>> START DATASET EXCERPTS

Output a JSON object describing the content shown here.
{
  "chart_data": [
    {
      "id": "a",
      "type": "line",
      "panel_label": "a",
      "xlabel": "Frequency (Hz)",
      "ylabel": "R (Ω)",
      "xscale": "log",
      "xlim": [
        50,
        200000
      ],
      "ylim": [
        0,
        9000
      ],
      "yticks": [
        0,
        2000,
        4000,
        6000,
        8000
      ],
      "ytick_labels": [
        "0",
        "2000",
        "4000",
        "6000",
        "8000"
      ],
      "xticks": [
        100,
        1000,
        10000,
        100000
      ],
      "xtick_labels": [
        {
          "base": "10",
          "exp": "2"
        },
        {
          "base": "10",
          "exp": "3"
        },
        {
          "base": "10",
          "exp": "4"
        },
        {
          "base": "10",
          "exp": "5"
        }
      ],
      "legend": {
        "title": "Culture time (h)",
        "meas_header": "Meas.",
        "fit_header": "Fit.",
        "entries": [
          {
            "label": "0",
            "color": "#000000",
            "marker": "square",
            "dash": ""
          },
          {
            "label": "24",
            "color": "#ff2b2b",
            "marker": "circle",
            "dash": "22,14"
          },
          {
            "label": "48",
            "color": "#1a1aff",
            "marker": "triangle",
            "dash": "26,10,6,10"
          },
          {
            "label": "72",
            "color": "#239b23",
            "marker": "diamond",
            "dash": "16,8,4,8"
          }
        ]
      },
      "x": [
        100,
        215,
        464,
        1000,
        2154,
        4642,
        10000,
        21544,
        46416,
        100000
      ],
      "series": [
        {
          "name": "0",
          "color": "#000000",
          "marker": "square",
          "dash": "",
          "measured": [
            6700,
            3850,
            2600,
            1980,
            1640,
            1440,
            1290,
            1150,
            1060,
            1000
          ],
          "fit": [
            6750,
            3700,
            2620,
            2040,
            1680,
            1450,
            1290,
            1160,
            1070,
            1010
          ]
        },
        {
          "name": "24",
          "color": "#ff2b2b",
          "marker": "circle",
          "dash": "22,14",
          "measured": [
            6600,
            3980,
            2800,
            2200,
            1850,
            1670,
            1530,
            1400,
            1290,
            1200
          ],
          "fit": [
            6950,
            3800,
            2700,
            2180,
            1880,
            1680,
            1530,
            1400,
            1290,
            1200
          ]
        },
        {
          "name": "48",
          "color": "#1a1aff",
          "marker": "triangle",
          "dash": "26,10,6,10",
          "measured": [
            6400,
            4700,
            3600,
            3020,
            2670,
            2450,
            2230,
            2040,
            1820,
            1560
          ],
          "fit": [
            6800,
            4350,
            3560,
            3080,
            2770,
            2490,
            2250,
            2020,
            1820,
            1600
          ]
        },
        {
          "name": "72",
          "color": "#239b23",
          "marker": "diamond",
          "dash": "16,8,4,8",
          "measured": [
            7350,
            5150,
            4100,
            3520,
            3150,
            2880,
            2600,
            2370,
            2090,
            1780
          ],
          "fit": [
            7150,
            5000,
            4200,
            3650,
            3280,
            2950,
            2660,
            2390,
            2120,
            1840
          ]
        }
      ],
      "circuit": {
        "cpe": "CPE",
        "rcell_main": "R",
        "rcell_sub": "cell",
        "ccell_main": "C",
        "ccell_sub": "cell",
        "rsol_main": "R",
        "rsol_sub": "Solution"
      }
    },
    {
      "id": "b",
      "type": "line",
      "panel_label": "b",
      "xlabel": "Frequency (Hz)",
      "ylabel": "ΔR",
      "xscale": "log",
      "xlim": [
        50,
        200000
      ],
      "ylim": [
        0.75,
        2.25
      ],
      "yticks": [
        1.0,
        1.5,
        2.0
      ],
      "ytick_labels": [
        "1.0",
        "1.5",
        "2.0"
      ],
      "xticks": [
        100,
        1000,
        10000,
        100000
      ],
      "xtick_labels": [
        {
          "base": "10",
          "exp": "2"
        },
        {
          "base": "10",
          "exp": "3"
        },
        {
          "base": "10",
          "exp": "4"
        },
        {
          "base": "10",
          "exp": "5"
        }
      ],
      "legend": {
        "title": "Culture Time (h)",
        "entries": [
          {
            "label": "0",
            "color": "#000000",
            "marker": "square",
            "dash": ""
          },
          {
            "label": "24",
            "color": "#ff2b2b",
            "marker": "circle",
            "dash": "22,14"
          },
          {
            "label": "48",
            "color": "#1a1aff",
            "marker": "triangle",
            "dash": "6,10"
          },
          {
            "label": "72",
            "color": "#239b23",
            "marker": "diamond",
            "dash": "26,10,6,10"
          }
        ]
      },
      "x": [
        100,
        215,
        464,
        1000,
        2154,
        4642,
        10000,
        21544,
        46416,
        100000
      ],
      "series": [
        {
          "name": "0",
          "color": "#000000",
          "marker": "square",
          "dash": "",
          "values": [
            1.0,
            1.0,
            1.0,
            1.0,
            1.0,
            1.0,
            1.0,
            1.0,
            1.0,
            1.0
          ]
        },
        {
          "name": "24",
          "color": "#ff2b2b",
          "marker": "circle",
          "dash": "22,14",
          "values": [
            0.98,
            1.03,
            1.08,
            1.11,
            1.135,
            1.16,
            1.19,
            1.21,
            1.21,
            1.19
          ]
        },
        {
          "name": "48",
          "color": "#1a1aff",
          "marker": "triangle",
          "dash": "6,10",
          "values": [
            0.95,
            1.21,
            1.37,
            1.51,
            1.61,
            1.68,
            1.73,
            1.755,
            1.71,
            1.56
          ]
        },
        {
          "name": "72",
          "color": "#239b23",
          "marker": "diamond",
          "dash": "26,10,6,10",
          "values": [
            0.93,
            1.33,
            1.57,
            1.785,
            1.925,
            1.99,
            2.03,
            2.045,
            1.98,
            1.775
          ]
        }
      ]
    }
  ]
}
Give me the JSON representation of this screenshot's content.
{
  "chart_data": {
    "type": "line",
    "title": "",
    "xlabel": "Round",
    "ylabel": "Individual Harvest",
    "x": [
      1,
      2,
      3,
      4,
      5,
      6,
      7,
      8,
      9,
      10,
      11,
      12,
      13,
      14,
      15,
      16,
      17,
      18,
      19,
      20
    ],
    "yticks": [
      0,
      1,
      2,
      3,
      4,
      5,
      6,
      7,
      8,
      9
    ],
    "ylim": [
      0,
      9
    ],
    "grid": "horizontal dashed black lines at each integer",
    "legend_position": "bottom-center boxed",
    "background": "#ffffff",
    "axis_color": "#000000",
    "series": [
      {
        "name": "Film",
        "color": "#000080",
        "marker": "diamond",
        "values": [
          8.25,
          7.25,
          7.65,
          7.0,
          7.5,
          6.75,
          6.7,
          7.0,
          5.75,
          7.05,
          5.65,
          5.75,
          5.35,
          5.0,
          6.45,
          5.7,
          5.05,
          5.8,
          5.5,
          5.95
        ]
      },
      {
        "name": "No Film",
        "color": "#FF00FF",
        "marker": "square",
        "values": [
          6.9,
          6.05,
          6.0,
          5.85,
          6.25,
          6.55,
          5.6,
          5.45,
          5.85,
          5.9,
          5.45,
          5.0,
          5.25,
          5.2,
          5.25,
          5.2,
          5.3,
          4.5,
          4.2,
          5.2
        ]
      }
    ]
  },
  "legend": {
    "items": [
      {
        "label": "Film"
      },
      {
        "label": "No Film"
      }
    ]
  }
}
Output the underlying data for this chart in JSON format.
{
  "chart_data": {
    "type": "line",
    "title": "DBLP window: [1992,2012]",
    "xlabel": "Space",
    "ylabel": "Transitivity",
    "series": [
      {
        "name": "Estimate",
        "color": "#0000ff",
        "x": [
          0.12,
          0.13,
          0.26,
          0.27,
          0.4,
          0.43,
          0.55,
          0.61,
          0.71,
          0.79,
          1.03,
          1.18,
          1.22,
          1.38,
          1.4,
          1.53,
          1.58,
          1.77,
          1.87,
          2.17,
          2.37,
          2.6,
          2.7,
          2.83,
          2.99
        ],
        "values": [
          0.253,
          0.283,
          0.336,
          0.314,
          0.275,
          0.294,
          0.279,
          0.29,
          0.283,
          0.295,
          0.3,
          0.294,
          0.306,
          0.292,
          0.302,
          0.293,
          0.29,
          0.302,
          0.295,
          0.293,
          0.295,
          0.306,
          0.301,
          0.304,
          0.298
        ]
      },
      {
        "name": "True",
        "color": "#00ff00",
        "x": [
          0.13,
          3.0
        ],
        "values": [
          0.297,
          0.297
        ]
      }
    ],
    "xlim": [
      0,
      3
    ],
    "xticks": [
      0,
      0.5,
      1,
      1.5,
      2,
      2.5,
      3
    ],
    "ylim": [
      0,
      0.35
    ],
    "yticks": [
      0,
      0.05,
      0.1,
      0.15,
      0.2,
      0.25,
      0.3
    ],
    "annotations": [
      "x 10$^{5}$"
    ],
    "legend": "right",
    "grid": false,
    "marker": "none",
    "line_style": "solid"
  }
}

>> END DATASET EXCERPTS

§ **WHAT NEEDS TO BE DONE**: Look through the data above. Each line containing the word "ylabel" needs to be copied.

§ **ANSWER TO THIS PROBLEM**:
      "ylabel": "R (Ω)",
      "ylabel": "ΔR",
    "ylabel": "Individual Harvest",
    "ylabel": "Transitivity",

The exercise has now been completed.